WHAT YOU NEED TO DO
Every record should be copied exactly, except that pictures are to be omitted.

DATA RECORDS
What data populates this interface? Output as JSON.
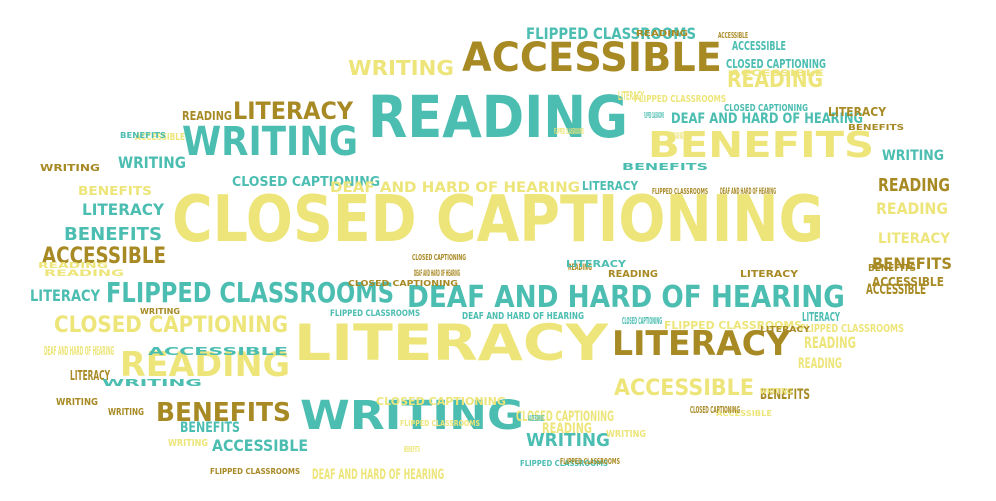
{
  "colors": {
    "yellow": "#ede57a",
    "teal": "#4bbdb1",
    "olive": "#a88a25"
  },
  "words": [
    {
      "text": "CLOSED CAPTIONING",
      "color": "yellow"
    },
    {
      "text": "READING",
      "color": "teal"
    },
    {
      "text": "LITERACY",
      "color": "yellow"
    },
    {
      "text": "ACCESSIBLE",
      "color": "olive"
    },
    {
      "text": "BENEFITS",
      "color": "yellow"
    },
    {
      "text": "WRITING",
      "color": "teal"
    },
    {
      "text": "WRITING",
      "color": "teal"
    },
    {
      "text": "DEAF AND HARD OF HEARING",
      "color": "teal"
    },
    {
      "text": "FLIPPED CLASSROOMS",
      "color": "teal"
    },
    {
      "text": "LITERACY",
      "color": "olive"
    },
    {
      "text": "READING",
      "color": "yellow"
    },
    {
      "text": "CLOSED CAPTIONING",
      "color": "yellow"
    },
    {
      "text": "BENEFITS",
      "color": "olive"
    },
    {
      "text": "LITERACY",
      "color": "olive"
    },
    {
      "text": "READING",
      "color": "yellow"
    },
    {
      "text": "ACCESSIBLE",
      "color": "yellow"
    },
    {
      "text": "WRITING",
      "color": "yellow"
    },
    {
      "text": "ACCESSIBLE",
      "color": "olive"
    },
    {
      "text": "BENEFITS",
      "color": "teal"
    },
    {
      "text": "LITERACY",
      "color": "teal"
    },
    {
      "text": "ACCESSIBLE",
      "color": "teal"
    },
    {
      "text": "CLOSED CAPTIONING",
      "color": "teal"
    },
    {
      "text": "FLIPPED CLASSROOMS",
      "color": "teal"
    },
    {
      "text": "DEAF AND HARD OF HEARING",
      "color": "teal"
    },
    {
      "text": "READING",
      "color": "olive"
    },
    {
      "text": "WRITING",
      "color": "teal"
    },
    {
      "text": "READING",
      "color": "yellow"
    },
    {
      "text": "LITERACY",
      "color": "yellow"
    },
    {
      "text": "BENEFITS",
      "color": "olive"
    },
    {
      "text": "ACCESSIBLE",
      "color": "olive"
    },
    {
      "text": "CLOSED CAPTIONING",
      "color": "teal"
    },
    {
      "text": "LITERACY",
      "color": "teal"
    },
    {
      "text": "BENEFITS",
      "color": "yellow"
    },
    {
      "text": "WRITING",
      "color": "teal"
    },
    {
      "text": "READING",
      "color": "olive"
    },
    {
      "text": "ACCESSIBLE",
      "color": "yellow"
    },
    {
      "text": "FLIPPED CLASSROOMS",
      "color": "yellow"
    },
    {
      "text": "CLOSED CAPTIONING",
      "color": "teal"
    },
    {
      "text": "BENEFITS",
      "color": "teal"
    },
    {
      "text": "WRITING",
      "color": "olive"
    },
    {
      "text": "ACCESSIBLE",
      "color": "teal"
    },
    {
      "text": "READING",
      "color": "yellow"
    },
    {
      "text": "LITERACY",
      "color": "teal"
    },
    {
      "text": "FLIPPED CLASSROOMS",
      "color": "yellow"
    },
    {
      "text": "DEAF AND HARD OF HEARING",
      "color": "yellow"
    },
    {
      "text": "CLOSED CAPTIONING",
      "color": "yellow"
    },
    {
      "text": "LITERACY",
      "color": "olive"
    },
    {
      "text": "WRITING",
      "color": "olive"
    },
    {
      "text": "READING",
      "color": "yellow"
    },
    {
      "text": "BENEFITS",
      "color": "teal"
    },
    {
      "text": "ACCESSIBLE",
      "color": "teal"
    },
    {
      "text": "WRITING",
      "color": "yellow"
    },
    {
      "text": "DEAF AND HARD OF HEARING",
      "color": "yellow"
    },
    {
      "text": "LITERACY",
      "color": "teal"
    },
    {
      "text": "FLIPPED CLASSROOMS",
      "color": "yellow"
    },
    {
      "text": "CLOSED CAPTIONING",
      "color": "yellow"
    },
    {
      "text": "WRITING",
      "color": "teal"
    },
    {
      "text": "READING",
      "color": "yellow"
    },
    {
      "text": "BENEFITS",
      "color": "olive"
    },
    {
      "text": "LITERACY",
      "color": "olive"
    },
    {
      "text": "ACCESSIBLE",
      "color": "olive"
    },
    {
      "text": "FLIPPED CLASSROOMS",
      "color": "teal"
    },
    {
      "text": "DEAF AND HARD OF HEARING",
      "color": "teal"
    },
    {
      "text": "READING",
      "color": "olive"
    },
    {
      "text": "WRITING",
      "color": "teal"
    },
    {
      "text": "LITERACY",
      "color": "yellow"
    },
    {
      "text": "ACCESSIBLE",
      "color": "teal"
    },
    {
      "text": "FLIPPED CLASSROOMS",
      "color": "teal"
    },
    {
      "text": "DEAF AND HARD OF HEARING",
      "color": "yellow"
    },
    {
      "text": "CLOSED CAPTIONING",
      "color": "teal"
    },
    {
      "text": "BENEFITS",
      "color": "yellow"
    },
    {
      "text": "WRITING",
      "color": "yellow"
    },
    {
      "text": "LITERACY",
      "color": "teal"
    },
    {
      "text": "READING",
      "color": "olive"
    },
    {
      "text": "ACCESSIBLE",
      "color": "yellow"
    },
    {
      "text": "FLIPPED CLASSROOMS",
      "color": "yellow"
    },
    {
      "text": "DEAF AND HARD OF HEARING",
      "color": "yellow"
    },
    {
      "text": "CLOSED CAPTIONING",
      "color": "olive"
    },
    {
      "text": "READING",
      "color": "yellow"
    },
    {
      "text": "LITERACY",
      "color": "olive"
    },
    {
      "text": "BENEFITS",
      "color": "olive"
    },
    {
      "text": "FLIPPED CLASSROOMS",
      "color": "teal"
    },
    {
      "text": "WRITING",
      "color": "olive"
    },
    {
      "text": "DEAF AND HARD OF HEARING",
      "color": "olive"
    },
    {
      "text": "FLIPPED CLASSROOMS",
      "color": "olive"
    },
    {
      "text": "WRITING",
      "color": "yellow"
    },
    {
      "text": "CLOSED CAPTIONING",
      "color": "olive"
    },
    {
      "text": "DEAF AND HARD OF HEARING",
      "color": "olive"
    },
    {
      "text": "ACCESSIBLE",
      "color": "yellow"
    },
    {
      "text": "FLIPPED CLASSROOMS",
      "color": "olive"
    },
    {
      "text": "WRITING",
      "color": "olive"
    },
    {
      "text": "READING",
      "color": "yellow"
    },
    {
      "text": "BENEFITS",
      "color": "olive"
    },
    {
      "text": "FLIPPED CLASSROOMS",
      "color": "olive"
    },
    {
      "text": "READING",
      "color": "olive"
    },
    {
      "text": "ACCESSIBLE",
      "color": "olive"
    },
    {
      "text": "LITERACY",
      "color": "olive"
    },
    {
      "text": "FLIPPED CLASSROOMS",
      "color": "yellow"
    },
    {
      "text": "CLOSED CAPTIONING",
      "color": "olive"
    },
    {
      "text": "BENEFITS",
      "color": "teal"
    }
  ]
}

EXERCISE RESULT
What data populates this interface? Output as JSON.
{
  "colors": {
    "yellow": "#ede57a",
    "teal": "#4bbdb1",
    "olive": "#a88a25"
  },
  "words": [
    {
      "text": "CLOSED CAPTIONING",
      "color": "yellow"
    },
    {
      "text": "READING",
      "color": "teal"
    },
    {
      "text": "LITERACY",
      "color": "yellow"
    },
    {
      "text": "ACCESSIBLE",
      "color": "olive"
    },
    {
      "text": "BENEFITS",
      "color": "yellow"
    },
    {
      "text": "WRITING",
      "color": "teal"
    },
    {
      "text": "WRITING",
      "color": "teal"
    },
    {
      "text": "DEAF AND HARD OF HEARING",
      "color": "teal"
    },
    {
      "text": "FLIPPED CLASSROOMS",
      "color": "teal"
    },
    {
      "text": "LITERACY",
      "color": "olive"
    },
    {
      "text": "READING",
      "color": "yellow"
    },
    {
      "text": "CLOSED CAPTIONING",
      "color": "yellow"
    },
    {
      "text": "BENEFITS",
      "color": "olive"
    },
    {
      "text": "LITERACY",
      "color": "olive"
    },
    {
      "text": "READING",
      "color": "yellow"
    },
    {
      "text": "ACCESSIBLE",
      "color": "yellow"
    },
    {
      "text": "WRITING",
      "color": "yellow"
    },
    {
      "text": "ACCESSIBLE",
      "color": "olive"
    },
    {
      "text": "BENEFITS",
      "color": "teal"
    },
    {
      "text": "LITERACY",
      "color": "teal"
    },
    {
      "text": "ACCESSIBLE",
      "color": "teal"
    },
    {
      "text": "CLOSED CAPTIONING",
      "color": "teal"
    },
    {
      "text": "FLIPPED CLASSROOMS",
      "color": "teal"
    },
    {
      "text": "DEAF AND HARD OF HEARING",
      "color": "teal"
    },
    {
      "text": "READING",
      "color": "olive"
    },
    {
      "text": "WRITING",
      "color": "teal"
    },
    {
      "text": "READING",
      "color": "yellow"
    },
    {
      "text": "LITERACY",
      "color": "yellow"
    },
    {
      "text": "BENEFITS",
      "color": "olive"
    },
    {
      "text": "ACCESSIBLE",
      "color": "olive"
    },
    {
      "text": "CLOSED CAPTIONING",
      "color": "teal"
    },
    {
      "text": "LITERACY",
      "color": "teal"
    },
    {
      "text": "BENEFITS",
      "color": "yellow"
    },
    {
      "text": "WRITING",
      "color": "teal"
    },
    {
      "text": "READING",
      "color": "olive"
    },
    {
      "text": "ACCESSIBLE",
      "color": "yellow"
    },
    {
      "text": "FLIPPED CLASSROOMS",
      "color": "yellow"
    },
    {
      "text": "CLOSED CAPTIONING",
      "color": "teal"
    },
    {
      "text": "BENEFITS",
      "color": "teal"
    },
    {
      "text": "WRITING",
      "color": "olive"
    },
    {
      "text": "ACCESSIBLE",
      "color": "teal"
    },
    {
      "text": "READING",
      "color": "yellow"
    },
    {
      "text": "LITERACY",
      "color": "teal"
    },
    {
      "text": "FLIPPED CLASSROOMS",
      "color": "yellow"
    },
    {
      "text": "DEAF AND HARD OF HEARING",
      "color": "yellow"
    },
    {
      "text": "CLOSED CAPTIONING",
      "color": "yellow"
    },
    {
      "text": "LITERACY",
      "color": "olive"
    },
    {
      "text": "WRITING",
      "color": "olive"
    },
    {
      "text": "READING",
      "color": "yellow"
    },
    {
      "text": "BENEFITS",
      "color": "teal"
    },
    {
      "text": "ACCESSIBLE",
      "color": "teal"
    },
    {
      "text": "WRITING",
      "color": "yellow"
    },
    {
      "text": "DEAF AND HARD OF HEARING",
      "color": "yellow"
    },
    {
      "text": "LITERACY",
      "color": "teal"
    },
    {
      "text": "FLIPPED CLASSROOMS",
      "color": "yellow"
    },
    {
      "text": "CLOSED CAPTIONING",
      "color": "yellow"
    },
    {
      "text": "WRITING",
      "color": "teal"
    },
    {
      "text": "READING",
      "color": "yellow"
    },
    {
      "text": "BENEFITS",
      "color": "olive"
    },
    {
      "text": "LITERACY",
      "color": "olive"
    },
    {
      "text": "ACCESSIBLE",
      "color": "olive"
    },
    {
      "text": "FLIPPED CLASSROOMS",
      "color": "teal"
    },
    {
      "text": "DEAF AND HARD OF HEARING",
      "color": "teal"
    },
    {
      "text": "READING",
      "color": "olive"
    },
    {
      "text": "WRITING",
      "color": "teal"
    },
    {
      "text": "LITERACY",
      "color": "yellow"
    },
    {
      "text": "ACCESSIBLE",
      "color": "teal"
    },
    {
      "text": "FLIPPED CLASSROOMS",
      "color": "teal"
    },
    {
      "text": "DEAF AND HARD OF HEARING",
      "color": "yellow"
    },
    {
      "text": "CLOSED CAPTIONING",
      "color": "teal"
    },
    {
      "text": "BENEFITS",
      "color": "yellow"
    },
    {
      "text": "WRITING",
      "color": "yellow"
    },
    {
      "text": "LITERACY",
      "color": "teal"
    },
    {
      "text": "READING",
      "color": "olive"
    },
    {
      "text": "ACCESSIBLE",
      "color": "yellow"
    },
    {
      "text": "FLIPPED CLASSROOMS",
      "color": "yellow"
    },
    {
      "text": "DEAF AND HARD OF HEARING",
      "color": "yellow"
    },
    {
      "text": "CLOSED CAPTIONING",
      "color": "olive"
    },
    {
      "text": "READING",
      "color": "yellow"
    },
    {
      "text": "LITERACY",
      "color": "olive"
    },
    {
      "text": "BENEFITS",
      "color": "olive"
    },
    {
      "text": "FLIPPED CLASSROOMS",
      "color": "teal"
    },
    {
      "text": "WRITING",
      "color": "olive"
    },
    {
      "text": "DEAF AND HARD OF HEARING",
      "color": "olive"
    },
    {
      "text": "FLIPPED CLASSROOMS",
      "color": "olive"
    },
    {
      "text": "WRITING",
      "color": "yellow"
    },
    {
      "text": "CLOSED CAPTIONING",
      "color": "olive"
    },
    {
      "text": "DEAF AND HARD OF HEARING",
      "color": "olive"
    },
    {
      "text": "ACCESSIBLE",
      "color": "yellow"
    },
    {
      "text": "FLIPPED CLASSROOMS",
      "color": "olive"
    },
    {
      "text": "WRITING",
      "color": "olive"
    },
    {
      "text": "READING",
      "color": "yellow"
    },
    {
      "text": "BENEFITS",
      "color": "olive"
    },
    {
      "text": "FLIPPED CLASSROOMS",
      "color": "olive"
    },
    {
      "text": "READING",
      "color": "olive"
    },
    {
      "text": "ACCESSIBLE",
      "color": "olive"
    },
    {
      "text": "LITERACY",
      "color": "olive"
    },
    {
      "text": "FLIPPED CLASSROOMS",
      "color": "yellow"
    },
    {
      "text": "CLOSED CAPTIONING",
      "color": "olive"
    },
    {
      "text": "BENEFITS",
      "color": "teal"
    }
  ]
}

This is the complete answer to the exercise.